The problem =
Provide only the number of lines where "News" occurs.

Record extracts =
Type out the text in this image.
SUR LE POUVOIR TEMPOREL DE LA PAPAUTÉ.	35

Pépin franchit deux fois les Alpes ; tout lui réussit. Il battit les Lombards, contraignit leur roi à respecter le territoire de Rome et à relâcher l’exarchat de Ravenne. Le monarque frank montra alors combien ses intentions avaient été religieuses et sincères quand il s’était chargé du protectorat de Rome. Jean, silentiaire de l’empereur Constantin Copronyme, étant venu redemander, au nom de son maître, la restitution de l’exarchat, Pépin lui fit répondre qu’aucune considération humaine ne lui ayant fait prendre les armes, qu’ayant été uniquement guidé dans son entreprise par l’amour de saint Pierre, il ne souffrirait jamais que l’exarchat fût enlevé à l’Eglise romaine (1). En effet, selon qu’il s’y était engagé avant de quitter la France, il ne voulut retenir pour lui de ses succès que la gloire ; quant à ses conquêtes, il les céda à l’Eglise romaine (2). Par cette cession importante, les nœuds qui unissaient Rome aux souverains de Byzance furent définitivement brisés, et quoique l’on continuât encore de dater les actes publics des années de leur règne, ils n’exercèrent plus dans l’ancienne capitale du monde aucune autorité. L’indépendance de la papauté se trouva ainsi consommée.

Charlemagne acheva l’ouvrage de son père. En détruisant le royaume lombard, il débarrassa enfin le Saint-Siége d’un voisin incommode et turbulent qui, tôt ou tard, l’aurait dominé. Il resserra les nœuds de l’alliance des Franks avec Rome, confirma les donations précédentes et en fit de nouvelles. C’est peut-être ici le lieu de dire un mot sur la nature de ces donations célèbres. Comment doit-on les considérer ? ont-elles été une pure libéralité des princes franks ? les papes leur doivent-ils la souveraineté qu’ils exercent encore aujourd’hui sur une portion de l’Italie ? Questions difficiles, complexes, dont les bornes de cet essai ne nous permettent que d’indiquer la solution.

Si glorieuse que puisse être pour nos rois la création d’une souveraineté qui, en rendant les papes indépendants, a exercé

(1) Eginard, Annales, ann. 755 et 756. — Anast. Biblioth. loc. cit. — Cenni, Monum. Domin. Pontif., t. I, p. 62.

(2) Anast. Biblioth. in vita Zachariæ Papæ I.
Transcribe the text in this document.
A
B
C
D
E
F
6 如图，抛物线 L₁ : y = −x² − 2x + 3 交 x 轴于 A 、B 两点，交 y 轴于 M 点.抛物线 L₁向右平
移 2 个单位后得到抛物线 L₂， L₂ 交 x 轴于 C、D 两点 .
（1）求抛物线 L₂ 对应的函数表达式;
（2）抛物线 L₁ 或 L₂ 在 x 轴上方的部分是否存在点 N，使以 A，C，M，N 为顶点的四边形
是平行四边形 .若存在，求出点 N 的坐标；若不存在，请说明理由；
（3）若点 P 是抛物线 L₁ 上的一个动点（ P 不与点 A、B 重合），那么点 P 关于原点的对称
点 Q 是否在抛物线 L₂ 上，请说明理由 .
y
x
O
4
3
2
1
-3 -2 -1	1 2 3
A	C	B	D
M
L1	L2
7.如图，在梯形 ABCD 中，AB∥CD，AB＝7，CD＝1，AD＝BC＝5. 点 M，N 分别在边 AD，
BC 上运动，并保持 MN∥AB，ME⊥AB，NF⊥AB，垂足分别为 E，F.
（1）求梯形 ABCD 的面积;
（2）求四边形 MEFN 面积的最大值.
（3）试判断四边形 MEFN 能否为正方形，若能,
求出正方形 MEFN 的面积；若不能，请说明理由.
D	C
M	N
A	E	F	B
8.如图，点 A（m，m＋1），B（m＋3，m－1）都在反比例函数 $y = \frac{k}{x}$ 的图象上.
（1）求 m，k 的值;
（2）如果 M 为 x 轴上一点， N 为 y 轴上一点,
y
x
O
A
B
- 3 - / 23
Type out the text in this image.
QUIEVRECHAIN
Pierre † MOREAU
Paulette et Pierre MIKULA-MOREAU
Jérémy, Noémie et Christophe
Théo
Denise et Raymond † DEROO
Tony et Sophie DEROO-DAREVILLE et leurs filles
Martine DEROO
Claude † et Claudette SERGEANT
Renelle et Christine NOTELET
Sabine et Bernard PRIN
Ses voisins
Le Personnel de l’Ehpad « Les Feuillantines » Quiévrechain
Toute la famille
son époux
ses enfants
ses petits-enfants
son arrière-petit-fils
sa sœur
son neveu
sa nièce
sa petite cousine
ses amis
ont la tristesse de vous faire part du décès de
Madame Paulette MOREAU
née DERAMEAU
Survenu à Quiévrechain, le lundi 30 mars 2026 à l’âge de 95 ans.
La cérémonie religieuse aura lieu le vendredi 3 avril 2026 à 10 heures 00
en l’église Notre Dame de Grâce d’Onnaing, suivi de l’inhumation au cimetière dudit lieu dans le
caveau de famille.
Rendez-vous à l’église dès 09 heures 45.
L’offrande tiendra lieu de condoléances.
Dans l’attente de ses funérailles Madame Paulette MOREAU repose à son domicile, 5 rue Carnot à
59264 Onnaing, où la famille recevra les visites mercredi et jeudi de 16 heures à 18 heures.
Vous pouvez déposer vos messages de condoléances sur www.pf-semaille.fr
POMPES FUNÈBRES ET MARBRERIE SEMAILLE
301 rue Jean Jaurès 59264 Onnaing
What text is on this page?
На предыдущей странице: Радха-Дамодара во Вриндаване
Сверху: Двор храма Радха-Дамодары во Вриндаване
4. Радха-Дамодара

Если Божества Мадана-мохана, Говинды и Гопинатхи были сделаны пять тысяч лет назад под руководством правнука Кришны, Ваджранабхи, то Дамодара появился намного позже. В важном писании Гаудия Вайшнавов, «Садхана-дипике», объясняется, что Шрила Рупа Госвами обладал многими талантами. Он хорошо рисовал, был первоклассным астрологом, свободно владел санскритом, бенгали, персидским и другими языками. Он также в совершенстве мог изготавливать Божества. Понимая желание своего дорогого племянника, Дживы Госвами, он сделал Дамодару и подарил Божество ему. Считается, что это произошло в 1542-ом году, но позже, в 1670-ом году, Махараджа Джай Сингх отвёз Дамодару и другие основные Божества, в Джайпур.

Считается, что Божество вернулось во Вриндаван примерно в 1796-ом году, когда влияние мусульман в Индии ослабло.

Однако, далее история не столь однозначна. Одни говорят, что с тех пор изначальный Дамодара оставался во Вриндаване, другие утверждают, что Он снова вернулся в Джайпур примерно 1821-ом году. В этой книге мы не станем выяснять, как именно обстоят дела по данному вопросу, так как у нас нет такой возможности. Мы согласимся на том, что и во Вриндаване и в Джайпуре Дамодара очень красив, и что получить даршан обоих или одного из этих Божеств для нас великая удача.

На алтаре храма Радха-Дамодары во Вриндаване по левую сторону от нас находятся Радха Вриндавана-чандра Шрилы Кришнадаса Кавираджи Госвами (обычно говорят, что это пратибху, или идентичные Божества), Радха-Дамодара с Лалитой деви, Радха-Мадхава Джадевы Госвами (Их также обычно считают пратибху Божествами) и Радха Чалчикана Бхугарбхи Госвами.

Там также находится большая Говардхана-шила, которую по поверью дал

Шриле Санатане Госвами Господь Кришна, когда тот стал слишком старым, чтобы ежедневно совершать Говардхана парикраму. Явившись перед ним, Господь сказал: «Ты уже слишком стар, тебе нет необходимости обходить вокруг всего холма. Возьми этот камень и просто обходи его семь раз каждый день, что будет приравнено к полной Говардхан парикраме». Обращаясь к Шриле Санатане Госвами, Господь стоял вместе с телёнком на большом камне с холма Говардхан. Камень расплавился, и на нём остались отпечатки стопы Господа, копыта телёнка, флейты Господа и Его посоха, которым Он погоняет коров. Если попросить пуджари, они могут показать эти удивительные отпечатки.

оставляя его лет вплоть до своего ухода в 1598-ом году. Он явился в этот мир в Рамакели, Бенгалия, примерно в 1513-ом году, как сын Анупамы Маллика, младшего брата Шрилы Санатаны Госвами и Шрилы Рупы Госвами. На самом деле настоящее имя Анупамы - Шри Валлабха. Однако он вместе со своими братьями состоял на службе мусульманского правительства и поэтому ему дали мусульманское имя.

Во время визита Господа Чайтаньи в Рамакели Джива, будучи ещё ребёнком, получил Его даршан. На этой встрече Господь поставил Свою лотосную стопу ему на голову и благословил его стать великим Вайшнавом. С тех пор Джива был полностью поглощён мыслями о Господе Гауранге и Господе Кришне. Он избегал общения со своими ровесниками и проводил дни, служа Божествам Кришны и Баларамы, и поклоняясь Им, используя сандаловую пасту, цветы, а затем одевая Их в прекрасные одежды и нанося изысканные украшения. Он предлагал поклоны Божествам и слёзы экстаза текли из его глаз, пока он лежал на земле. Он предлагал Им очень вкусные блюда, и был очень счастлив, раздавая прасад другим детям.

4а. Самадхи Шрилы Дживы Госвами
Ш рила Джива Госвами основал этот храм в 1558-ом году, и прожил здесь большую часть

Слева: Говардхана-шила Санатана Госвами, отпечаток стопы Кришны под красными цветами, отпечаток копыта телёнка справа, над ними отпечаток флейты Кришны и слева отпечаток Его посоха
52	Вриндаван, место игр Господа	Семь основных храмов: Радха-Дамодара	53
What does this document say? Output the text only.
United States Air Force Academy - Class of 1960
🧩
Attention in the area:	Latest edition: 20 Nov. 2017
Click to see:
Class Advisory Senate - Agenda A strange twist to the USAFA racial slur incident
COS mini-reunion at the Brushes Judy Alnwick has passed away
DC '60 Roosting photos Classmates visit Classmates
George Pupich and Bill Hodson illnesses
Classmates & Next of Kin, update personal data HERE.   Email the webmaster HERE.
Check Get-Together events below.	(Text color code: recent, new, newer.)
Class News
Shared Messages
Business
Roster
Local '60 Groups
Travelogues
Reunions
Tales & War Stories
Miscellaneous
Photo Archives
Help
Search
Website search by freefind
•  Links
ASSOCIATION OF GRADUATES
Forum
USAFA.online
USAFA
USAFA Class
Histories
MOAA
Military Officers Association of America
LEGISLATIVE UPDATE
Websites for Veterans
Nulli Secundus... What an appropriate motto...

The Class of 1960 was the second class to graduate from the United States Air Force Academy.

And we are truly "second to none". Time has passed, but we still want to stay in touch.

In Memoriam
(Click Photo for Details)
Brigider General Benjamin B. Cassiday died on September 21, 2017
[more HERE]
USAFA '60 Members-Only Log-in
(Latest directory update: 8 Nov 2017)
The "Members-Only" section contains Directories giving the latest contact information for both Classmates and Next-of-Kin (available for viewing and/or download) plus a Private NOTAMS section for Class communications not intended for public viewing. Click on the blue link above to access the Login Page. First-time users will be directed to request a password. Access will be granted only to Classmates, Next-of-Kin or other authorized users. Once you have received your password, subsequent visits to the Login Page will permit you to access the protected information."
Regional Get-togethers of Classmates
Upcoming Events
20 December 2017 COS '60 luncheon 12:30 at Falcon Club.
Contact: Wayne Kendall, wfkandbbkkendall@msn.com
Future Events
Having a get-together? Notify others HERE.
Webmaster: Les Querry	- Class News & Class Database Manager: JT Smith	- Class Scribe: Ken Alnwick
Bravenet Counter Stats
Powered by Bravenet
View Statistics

Answer to this problem =
2